Challenge
The data below needs to be returned exactly, line for line.

Collected data entries:
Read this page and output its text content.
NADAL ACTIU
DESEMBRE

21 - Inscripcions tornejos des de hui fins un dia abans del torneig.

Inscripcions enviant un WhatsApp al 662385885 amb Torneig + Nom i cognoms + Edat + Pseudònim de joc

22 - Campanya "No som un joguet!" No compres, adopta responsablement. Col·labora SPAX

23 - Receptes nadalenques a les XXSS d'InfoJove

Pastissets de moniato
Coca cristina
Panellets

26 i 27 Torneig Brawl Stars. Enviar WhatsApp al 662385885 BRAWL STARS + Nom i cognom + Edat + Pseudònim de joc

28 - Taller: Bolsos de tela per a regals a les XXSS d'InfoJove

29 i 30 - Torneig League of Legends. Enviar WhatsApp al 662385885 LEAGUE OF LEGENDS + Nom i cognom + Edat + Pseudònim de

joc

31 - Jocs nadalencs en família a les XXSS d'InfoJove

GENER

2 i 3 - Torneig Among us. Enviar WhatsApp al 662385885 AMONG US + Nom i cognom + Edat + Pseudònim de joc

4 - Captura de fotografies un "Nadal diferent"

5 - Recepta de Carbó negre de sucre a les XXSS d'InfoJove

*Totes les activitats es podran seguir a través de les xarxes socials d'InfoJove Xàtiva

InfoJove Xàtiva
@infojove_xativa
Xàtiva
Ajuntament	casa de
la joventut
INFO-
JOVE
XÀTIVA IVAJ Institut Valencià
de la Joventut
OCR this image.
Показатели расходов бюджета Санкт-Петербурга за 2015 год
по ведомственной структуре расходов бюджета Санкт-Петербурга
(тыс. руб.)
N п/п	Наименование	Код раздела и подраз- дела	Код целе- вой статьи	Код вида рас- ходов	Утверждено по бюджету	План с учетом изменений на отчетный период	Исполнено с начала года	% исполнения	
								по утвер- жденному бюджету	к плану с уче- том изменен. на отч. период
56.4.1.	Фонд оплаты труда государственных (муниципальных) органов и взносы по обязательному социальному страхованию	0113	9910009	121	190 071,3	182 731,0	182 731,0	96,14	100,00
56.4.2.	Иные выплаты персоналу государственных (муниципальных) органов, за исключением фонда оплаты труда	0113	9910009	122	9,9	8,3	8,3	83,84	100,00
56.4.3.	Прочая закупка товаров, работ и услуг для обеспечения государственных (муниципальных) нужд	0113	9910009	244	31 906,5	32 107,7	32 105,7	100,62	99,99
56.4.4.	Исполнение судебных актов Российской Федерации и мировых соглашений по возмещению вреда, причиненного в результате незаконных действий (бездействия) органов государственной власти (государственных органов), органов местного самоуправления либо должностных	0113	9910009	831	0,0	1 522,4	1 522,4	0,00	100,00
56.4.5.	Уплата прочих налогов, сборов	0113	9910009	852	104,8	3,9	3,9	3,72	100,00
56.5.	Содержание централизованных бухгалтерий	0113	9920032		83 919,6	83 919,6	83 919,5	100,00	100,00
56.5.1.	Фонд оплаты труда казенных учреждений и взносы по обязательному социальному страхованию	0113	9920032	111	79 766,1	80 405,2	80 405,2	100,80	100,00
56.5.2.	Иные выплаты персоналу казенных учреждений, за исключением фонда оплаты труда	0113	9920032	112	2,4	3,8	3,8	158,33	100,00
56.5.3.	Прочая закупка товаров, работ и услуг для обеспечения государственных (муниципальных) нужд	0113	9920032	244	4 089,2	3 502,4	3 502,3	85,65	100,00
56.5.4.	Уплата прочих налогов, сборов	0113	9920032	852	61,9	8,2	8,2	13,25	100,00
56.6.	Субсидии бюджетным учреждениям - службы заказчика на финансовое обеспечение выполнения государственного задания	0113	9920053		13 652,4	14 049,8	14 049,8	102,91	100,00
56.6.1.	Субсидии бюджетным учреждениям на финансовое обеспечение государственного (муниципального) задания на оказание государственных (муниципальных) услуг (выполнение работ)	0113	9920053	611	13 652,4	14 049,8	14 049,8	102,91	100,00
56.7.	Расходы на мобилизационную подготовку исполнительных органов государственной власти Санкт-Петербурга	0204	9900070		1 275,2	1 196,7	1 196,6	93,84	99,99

Result for this task
Read this page and output its text content.
NADAL ACTIU
DESEMBRE

21 - Inscripcions tornejos des de hui fins un dia abans del torneig.

Inscripcions enviant un WhatsApp al 662385885 amb Torneig + Nom i cognoms + Edat + Pseudònim de joc

22 - Campanya "No som un joguet!" No compres, adopta responsablement. Col·labora SPAX

23 - Receptes nadalenques a les XXSS d'InfoJove

Pastissets de moniato
Coca cristina
Panellets

26 i 27 Torneig Brawl Stars. Enviar WhatsApp al 662385885 BRAWL STARS + Nom i cognom + Edat + Pseudònim de joc

28 - Taller: Bolsos de tela per a regals a les XXSS d'InfoJove

29 i 30 - Torneig League of Legends. Enviar WhatsApp al 662385885 LEAGUE OF LEGENDS + Nom i cognom + Edat + Pseudònim de

joc

31 - Jocs nadalencs en família a les XXSS d'InfoJove

GENER

2 i 3 - Torneig Among us. Enviar WhatsApp al 662385885 AMONG US + Nom i cognom + Edat + Pseudònim de joc

4 - Captura de fotografies un "Nadal diferent"

5 - Recepta de Carbó negre de sucre a les XXSS d'InfoJove

*Totes les activitats es podran seguir a través de les xarxes socials d'InfoJove Xàtiva

InfoJove Xàtiva
@infojove_xativa
Xàtiva
Ajuntament	casa de
la joventut
INFO-
JOVE
XÀTIVA IVAJ Institut Valencià
de la Joventut
OCR this image.
Показатели расходов бюджета Санкт-Петербурга за 2015 год
по ведомственной структуре расходов бюджета Санкт-Петербурга
(тыс. руб.)
N п/п	Наименование	Код раздела и подраз- дела	Код целе- вой статьи	Код вида рас- ходов	Утверждено по бюджету	План с учетом изменений на отчетный период	Исполнено с начала года	% исполнения	
								по утвер- жденному бюджету	к плану с уче- том изменен. на отч. период
56.4.1.	Фонд оплаты труда государственных (муниципальных) органов и взносы по обязательному социальному страхованию	0113	9910009	121	190 071,3	182 731,0	182 731,0	96,14	100,00
56.4.2.	Иные выплаты персоналу государственных (муниципальных) органов, за исключением фонда оплаты труда	0113	9910009	122	9,9	8,3	8,3	83,84	100,00
56.4.3.	Прочая закупка товаров, работ и услуг для обеспечения государственных (муниципальных) нужд	0113	9910009	244	31 906,5	32 107,7	32 105,7	100,62	99,99
56.4.4.	Исполнение судебных актов Российской Федерации и мировых соглашений по возмещению вреда, причиненного в результате незаконных действий (бездействия) органов государственной власти (государственных органов), органов местного самоуправления либо должностных	0113	9910009	831	0,0	1 522,4	1 522,4	0,00	100,00
56.4.5.	Уплата прочих налогов, сборов	0113	9910009	852	104,8	3,9	3,9	3,72	100,00
56.5.	Содержание централизованных бухгалтерий	0113	9920032		83 919,6	83 919,6	83 919,5	100,00	100,00
56.5.1.	Фонд оплаты труда казенных учреждений и взносы по обязательному социальному страхованию	0113	9920032	111	79 766,1	80 405,2	80 405,2	100,80	100,00
56.5.2.	Иные выплаты персоналу казенных учреждений, за исключением фонда оплаты труда	0113	9920032	112	2,4	3,8	3,8	158,33	100,00
56.5.3.	Прочая закупка товаров, работ и услуг для обеспечения государственных (муниципальных) нужд	0113	9920032	244	4 089,2	3 502,4	3 502,3	85,65	100,00
56.5.4.	Уплата прочих налогов, сборов	0113	9920032	852	61,9	8,2	8,2	13,25	100,00
56.6.	Субсидии бюджетным учреждениям - службы заказчика на финансовое обеспечение выполнения государственного задания	0113	9920053		13 652,4	14 049,8	14 049,8	102,91	100,00
56.6.1.	Субсидии бюджетным учреждениям на финансовое обеспечение государственного (муниципального) задания на оказание государственных (муниципальных) услуг (выполнение работ)	0113	9920053	611	13 652,4	14 049,8	14 049,8	102,91	100,00
56.7.	Расходы на мобилизационную подготовку исполнительных органов государственной власти Санкт-Петербурга	0204	9900070		1 275,2	1 196,7	1 196,6	93,84	99,99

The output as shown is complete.